[Start Items]

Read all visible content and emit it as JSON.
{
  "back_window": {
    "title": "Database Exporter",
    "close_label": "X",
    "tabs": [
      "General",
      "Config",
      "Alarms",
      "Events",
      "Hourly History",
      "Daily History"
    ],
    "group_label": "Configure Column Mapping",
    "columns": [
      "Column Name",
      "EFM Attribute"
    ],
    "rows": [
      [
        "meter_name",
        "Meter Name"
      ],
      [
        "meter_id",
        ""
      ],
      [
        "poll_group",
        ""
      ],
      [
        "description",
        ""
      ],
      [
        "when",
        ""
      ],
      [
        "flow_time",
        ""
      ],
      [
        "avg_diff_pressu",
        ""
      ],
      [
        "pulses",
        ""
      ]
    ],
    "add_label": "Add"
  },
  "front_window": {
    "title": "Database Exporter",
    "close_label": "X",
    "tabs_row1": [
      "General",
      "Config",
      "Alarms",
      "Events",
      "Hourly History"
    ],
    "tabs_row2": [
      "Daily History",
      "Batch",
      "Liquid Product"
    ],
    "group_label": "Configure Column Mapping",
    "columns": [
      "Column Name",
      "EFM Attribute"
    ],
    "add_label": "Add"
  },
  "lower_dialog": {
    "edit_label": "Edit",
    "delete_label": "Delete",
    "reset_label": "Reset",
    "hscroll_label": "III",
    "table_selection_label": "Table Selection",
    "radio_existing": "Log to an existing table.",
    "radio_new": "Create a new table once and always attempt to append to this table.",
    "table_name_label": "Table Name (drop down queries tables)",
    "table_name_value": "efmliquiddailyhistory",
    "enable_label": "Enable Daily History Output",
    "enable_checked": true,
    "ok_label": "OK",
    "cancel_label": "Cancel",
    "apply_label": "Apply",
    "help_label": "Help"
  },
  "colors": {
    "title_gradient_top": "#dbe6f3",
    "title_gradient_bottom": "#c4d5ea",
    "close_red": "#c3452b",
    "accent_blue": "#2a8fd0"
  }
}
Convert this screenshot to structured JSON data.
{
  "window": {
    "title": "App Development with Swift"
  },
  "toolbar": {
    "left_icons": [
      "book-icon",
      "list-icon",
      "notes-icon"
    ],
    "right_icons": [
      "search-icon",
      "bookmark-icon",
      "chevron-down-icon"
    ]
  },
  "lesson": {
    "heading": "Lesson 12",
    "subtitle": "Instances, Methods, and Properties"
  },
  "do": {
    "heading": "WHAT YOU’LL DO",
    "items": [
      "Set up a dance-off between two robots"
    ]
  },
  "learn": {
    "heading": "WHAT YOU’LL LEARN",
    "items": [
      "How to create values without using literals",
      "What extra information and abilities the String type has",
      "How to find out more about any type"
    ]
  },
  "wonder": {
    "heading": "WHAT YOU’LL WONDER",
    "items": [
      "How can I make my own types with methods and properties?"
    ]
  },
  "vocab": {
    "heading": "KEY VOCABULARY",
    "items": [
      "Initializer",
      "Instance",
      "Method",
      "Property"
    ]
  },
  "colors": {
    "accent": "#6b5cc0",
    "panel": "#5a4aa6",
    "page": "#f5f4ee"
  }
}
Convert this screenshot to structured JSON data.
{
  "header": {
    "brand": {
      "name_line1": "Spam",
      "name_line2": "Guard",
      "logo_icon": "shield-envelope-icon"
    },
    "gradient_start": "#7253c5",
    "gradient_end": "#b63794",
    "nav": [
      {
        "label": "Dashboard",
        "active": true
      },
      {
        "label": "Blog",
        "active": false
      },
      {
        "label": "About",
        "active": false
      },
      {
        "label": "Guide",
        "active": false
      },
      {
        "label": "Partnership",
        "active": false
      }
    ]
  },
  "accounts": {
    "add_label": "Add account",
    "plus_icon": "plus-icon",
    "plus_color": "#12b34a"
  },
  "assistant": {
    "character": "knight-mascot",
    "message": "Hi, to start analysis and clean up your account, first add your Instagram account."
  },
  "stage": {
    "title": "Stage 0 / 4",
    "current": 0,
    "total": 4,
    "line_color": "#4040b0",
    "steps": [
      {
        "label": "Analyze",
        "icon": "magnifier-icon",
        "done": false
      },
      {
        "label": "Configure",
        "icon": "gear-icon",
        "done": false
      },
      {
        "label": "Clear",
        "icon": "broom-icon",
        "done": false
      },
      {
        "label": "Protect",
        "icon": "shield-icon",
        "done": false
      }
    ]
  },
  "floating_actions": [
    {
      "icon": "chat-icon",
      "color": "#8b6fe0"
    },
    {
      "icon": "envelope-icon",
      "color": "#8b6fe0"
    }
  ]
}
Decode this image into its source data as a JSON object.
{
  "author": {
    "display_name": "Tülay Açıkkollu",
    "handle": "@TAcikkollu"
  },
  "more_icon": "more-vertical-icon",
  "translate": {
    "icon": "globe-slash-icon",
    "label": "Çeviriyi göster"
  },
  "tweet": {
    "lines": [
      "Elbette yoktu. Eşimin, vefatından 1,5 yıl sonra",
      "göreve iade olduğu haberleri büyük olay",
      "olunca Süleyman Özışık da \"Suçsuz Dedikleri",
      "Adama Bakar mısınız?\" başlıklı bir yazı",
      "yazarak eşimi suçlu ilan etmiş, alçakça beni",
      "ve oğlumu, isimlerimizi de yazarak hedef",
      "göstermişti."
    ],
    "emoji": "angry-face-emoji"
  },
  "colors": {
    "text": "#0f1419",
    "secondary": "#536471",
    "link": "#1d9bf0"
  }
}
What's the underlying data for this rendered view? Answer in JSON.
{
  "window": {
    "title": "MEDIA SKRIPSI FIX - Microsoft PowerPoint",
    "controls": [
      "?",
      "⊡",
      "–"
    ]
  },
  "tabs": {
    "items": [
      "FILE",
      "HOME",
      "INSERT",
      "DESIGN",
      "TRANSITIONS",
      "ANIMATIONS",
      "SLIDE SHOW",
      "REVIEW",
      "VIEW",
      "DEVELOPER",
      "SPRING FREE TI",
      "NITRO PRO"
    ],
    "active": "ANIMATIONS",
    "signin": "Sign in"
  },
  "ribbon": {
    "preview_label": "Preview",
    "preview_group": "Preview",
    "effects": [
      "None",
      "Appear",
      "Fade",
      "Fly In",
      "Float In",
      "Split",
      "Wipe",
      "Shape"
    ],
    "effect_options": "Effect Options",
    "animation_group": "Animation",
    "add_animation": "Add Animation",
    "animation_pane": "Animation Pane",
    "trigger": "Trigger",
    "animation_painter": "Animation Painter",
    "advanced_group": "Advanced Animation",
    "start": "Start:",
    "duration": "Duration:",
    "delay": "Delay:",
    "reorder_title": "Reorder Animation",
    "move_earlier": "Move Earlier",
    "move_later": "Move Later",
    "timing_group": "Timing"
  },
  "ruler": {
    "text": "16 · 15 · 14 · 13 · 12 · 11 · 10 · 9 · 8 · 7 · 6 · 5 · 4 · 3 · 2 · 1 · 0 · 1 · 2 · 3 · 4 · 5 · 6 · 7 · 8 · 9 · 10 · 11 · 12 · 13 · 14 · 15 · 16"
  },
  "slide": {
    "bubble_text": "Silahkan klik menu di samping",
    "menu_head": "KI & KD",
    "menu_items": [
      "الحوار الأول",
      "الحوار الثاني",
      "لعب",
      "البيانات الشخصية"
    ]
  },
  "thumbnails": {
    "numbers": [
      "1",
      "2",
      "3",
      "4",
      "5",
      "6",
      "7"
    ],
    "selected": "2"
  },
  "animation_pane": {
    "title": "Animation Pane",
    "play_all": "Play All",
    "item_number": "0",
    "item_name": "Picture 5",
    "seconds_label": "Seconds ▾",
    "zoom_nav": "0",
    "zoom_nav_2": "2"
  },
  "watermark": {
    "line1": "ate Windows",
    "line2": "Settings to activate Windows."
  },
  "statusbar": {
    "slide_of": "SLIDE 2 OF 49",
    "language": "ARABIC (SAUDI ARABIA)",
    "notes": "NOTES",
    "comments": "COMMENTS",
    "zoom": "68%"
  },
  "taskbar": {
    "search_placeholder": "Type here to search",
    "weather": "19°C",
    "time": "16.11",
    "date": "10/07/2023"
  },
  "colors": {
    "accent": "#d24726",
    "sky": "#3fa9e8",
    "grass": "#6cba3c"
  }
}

[End Items]

Work instructions :: From the data, pick out every line that includes "more".

Written answer ::
      "How to find out more about any type"
  "more_icon": "more-vertical-icon",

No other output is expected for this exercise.